- [Aim of the task]
Return all lines where the word "hint" can be found.

(Raw records)
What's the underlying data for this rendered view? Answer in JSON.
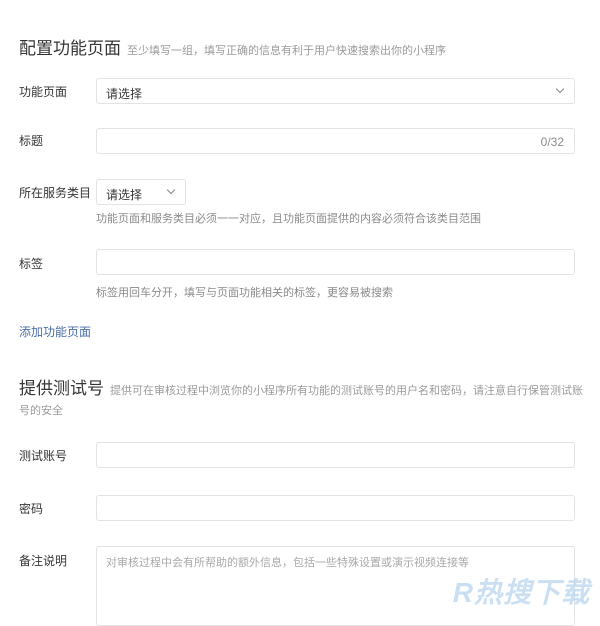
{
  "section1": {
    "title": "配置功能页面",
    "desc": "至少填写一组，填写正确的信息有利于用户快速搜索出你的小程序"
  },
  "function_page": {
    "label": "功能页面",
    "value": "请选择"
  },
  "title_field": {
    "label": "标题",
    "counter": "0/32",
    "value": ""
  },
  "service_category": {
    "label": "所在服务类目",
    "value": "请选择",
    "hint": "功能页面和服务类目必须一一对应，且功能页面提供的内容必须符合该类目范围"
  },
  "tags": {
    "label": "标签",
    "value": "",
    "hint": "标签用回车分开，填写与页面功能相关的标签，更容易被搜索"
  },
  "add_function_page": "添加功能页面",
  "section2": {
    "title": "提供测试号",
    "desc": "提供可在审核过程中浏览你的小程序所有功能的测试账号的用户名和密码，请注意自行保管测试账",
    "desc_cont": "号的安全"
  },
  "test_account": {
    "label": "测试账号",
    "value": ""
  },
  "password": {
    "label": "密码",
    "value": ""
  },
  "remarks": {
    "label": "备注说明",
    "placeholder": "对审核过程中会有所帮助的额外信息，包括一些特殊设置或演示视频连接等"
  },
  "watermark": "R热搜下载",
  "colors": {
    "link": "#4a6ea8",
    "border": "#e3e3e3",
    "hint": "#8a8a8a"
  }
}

- [Complete answer]
    "hint": "功能页面和服务类目必须一一对应，且功能页面提供的内容必须符合该类目范围"
    "hint": "标签用回车分开，填写与页面功能相关的标签，更容易被搜索"
    "hint": "#8a8a8a"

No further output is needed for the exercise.